TASK TO CARRY OUT:
Output every line of the data exactly as it appears.

Source data:
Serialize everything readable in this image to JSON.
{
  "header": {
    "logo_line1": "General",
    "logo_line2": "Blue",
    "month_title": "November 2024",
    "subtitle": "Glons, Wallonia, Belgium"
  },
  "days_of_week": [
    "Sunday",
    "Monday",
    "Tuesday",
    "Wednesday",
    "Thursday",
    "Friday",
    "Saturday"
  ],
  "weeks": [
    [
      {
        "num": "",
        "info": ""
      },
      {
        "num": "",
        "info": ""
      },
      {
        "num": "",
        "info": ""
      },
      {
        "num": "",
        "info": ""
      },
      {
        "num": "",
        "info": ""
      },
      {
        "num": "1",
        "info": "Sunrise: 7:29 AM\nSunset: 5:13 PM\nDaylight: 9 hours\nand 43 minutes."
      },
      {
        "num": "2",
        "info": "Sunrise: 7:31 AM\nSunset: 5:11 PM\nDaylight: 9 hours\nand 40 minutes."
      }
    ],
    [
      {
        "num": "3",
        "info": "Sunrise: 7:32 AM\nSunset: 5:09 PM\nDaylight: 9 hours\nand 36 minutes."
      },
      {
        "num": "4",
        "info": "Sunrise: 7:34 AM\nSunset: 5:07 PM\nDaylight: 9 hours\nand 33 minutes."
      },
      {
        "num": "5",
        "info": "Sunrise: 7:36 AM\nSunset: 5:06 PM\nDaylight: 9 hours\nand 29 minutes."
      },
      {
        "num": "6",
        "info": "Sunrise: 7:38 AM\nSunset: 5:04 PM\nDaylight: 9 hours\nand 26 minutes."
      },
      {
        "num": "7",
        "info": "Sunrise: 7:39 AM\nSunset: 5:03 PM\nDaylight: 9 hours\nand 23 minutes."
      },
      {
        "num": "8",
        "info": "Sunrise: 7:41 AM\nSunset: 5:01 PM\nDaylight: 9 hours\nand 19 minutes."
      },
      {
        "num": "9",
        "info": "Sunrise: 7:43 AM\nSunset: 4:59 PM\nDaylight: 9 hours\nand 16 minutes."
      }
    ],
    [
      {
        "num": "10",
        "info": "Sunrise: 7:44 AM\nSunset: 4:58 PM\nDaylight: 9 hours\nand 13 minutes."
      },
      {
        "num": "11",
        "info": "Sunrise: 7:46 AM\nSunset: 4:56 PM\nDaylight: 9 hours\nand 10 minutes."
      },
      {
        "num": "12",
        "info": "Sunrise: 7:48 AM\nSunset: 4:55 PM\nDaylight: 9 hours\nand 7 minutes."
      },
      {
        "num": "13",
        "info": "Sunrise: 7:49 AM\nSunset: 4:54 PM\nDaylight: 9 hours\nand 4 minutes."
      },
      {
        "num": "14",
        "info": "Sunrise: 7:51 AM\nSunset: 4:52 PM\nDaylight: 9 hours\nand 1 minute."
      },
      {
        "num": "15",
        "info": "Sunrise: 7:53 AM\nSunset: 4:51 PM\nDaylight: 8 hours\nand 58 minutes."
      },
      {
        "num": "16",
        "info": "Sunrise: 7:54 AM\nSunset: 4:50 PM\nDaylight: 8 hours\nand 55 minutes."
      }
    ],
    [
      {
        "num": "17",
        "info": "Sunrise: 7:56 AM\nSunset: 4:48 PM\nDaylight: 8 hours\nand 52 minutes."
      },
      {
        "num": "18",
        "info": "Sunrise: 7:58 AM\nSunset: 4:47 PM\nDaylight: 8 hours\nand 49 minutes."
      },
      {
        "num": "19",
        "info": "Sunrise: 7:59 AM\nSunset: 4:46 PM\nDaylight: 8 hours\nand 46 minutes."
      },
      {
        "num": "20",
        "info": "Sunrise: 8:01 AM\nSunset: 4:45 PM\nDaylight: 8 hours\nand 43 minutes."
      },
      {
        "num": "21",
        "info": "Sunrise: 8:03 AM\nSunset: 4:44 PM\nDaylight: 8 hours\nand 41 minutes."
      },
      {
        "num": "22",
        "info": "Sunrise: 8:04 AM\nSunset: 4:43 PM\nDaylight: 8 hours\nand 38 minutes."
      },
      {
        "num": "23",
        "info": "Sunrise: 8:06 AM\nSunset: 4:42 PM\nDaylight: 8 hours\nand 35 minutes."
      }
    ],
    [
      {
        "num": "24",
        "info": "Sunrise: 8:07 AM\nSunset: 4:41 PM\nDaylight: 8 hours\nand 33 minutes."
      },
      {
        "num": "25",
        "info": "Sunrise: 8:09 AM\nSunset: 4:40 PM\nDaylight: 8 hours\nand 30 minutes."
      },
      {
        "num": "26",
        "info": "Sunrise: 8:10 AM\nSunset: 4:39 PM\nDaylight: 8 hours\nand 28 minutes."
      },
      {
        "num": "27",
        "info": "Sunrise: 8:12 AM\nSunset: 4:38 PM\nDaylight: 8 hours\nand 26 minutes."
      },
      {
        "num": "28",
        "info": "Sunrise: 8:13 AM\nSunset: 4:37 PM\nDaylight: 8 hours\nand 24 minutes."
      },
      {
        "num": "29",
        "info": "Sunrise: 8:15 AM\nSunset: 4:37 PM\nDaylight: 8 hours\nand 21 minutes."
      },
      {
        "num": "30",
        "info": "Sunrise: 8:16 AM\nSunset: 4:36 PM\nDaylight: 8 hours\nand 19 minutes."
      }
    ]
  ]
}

EXERCISE SOLUTION:
Serialize everything readable in this image to JSON.
{
  "header": {
    "logo_line1": "General",
    "logo_line2": "Blue",
    "month_title": "November 2024",
    "subtitle": "Glons, Wallonia, Belgium"
  },
  "days_of_week": [
    "Sunday",
    "Monday",
    "Tuesday",
    "Wednesday",
    "Thursday",
    "Friday",
    "Saturday"
  ],
  "weeks": [
    [
      {
        "num": "",
        "info": ""
      },
      {
        "num": "",
        "info": ""
      },
      {
        "num": "",
        "info": ""
      },
      {
        "num": "",
        "info": ""
      },
      {
        "num": "",
        "info": ""
      },
      {
        "num": "1",
        "info": "Sunrise: 7:29 AM\nSunset: 5:13 PM\nDaylight: 9 hours\nand 43 minutes."
      },
      {
        "num": "2",
        "info": "Sunrise: 7:31 AM\nSunset: 5:11 PM\nDaylight: 9 hours\nand 40 minutes."
      }
    ],
    [
      {
        "num": "3",
        "info": "Sunrise: 7:32 AM\nSunset: 5:09 PM\nDaylight: 9 hours\nand 36 minutes."
      },
      {
        "num": "4",
        "info": "Sunrise: 7:34 AM\nSunset: 5:07 PM\nDaylight: 9 hours\nand 33 minutes."
      },
      {
        "num": "5",
        "info": "Sunrise: 7:36 AM\nSunset: 5:06 PM\nDaylight: 9 hours\nand 29 minutes."
      },
      {
        "num": "6",
        "info": "Sunrise: 7:38 AM\nSunset: 5:04 PM\nDaylight: 9 hours\nand 26 minutes."
      },
      {
        "num": "7",
        "info": "Sunrise: 7:39 AM\nSunset: 5:03 PM\nDaylight: 9 hours\nand 23 minutes."
      },
      {
        "num": "8",
        "info": "Sunrise: 7:41 AM\nSunset: 5:01 PM\nDaylight: 9 hours\nand 19 minutes."
      },
      {
        "num": "9",
        "info": "Sunrise: 7:43 AM\nSunset: 4:59 PM\nDaylight: 9 hours\nand 16 minutes."
      }
    ],
    [
      {
        "num": "10",
        "info": "Sunrise: 7:44 AM\nSunset: 4:58 PM\nDaylight: 9 hours\nand 13 minutes."
      },
      {
        "num": "11",
        "info": "Sunrise: 7:46 AM\nSunset: 4:56 PM\nDaylight: 9 hours\nand 10 minutes."
      },
      {
        "num": "12",
        "info": "Sunrise: 7:48 AM\nSunset: 4:55 PM\nDaylight: 9 hours\nand 7 minutes."
      },
      {
        "num": "13",
        "info": "Sunrise: 7:49 AM\nSunset: 4:54 PM\nDaylight: 9 hours\nand 4 minutes."
      },
      {
        "num": "14",
        "info": "Sunrise: 7:51 AM\nSunset: 4:52 PM\nDaylight: 9 hours\nand 1 minute."
      },
      {
        "num": "15",
        "info": "Sunrise: 7:53 AM\nSunset: 4:51 PM\nDaylight: 8 hours\nand 58 minutes."
      },
      {
        "num": "16",
        "info": "Sunrise: 7:54 AM\nSunset: 4:50 PM\nDaylight: 8 hours\nand 55 minutes."
      }
    ],
    [
      {
        "num": "17",
        "info": "Sunrise: 7:56 AM\nSunset: 4:48 PM\nDaylight: 8 hours\nand 52 minutes."
      },
      {
        "num": "18",
        "info": "Sunrise: 7:58 AM\nSunset: 4:47 PM\nDaylight: 8 hours\nand 49 minutes."
      },
      {
        "num": "19",
        "info": "Sunrise: 7:59 AM\nSunset: 4:46 PM\nDaylight: 8 hours\nand 46 minutes."
      },
      {
        "num": "20",
        "info": "Sunrise: 8:01 AM\nSunset: 4:45 PM\nDaylight: 8 hours\nand 43 minutes."
      },
      {
        "num": "21",
        "info": "Sunrise: 8:03 AM\nSunset: 4:44 PM\nDaylight: 8 hours\nand 41 minutes."
      },
      {
        "num": "22",
        "info": "Sunrise: 8:04 AM\nSunset: 4:43 PM\nDaylight: 8 hours\nand 38 minutes."
      },
      {
        "num": "23",
        "info": "Sunrise: 8:06 AM\nSunset: 4:42 PM\nDaylight: 8 hours\nand 35 minutes."
      }
    ],
    [
      {
        "num": "24",
        "info": "Sunrise: 8:07 AM\nSunset: 4:41 PM\nDaylight: 8 hours\nand 33 minutes."
      },
      {
        "num": "25",
        "info": "Sunrise: 8:09 AM\nSunset: 4:40 PM\nDaylight: 8 hours\nand 30 minutes."
      },
      {
        "num": "26",
        "info": "Sunrise: 8:10 AM\nSunset: 4:39 PM\nDaylight: 8 hours\nand 28 minutes."
      },
      {
        "num": "27",
        "info": "Sunrise: 8:12 AM\nSunset: 4:38 PM\nDaylight: 8 hours\nand 26 minutes."
      },
      {
        "num": "28",
        "info": "Sunrise: 8:13 AM\nSunset: 4:37 PM\nDaylight: 8 hours\nand 24 minutes."
      },
      {
        "num": "29",
        "info": "Sunrise: 8:15 AM\nSunset: 4:37 PM\nDaylight: 8 hours\nand 21 minutes."
      },
      {
        "num": "30",
        "info": "Sunrise: 8:16 AM\nSunset: 4:36 PM\nDaylight: 8 hours\nand 19 minutes."
      }
    ]
  ]
}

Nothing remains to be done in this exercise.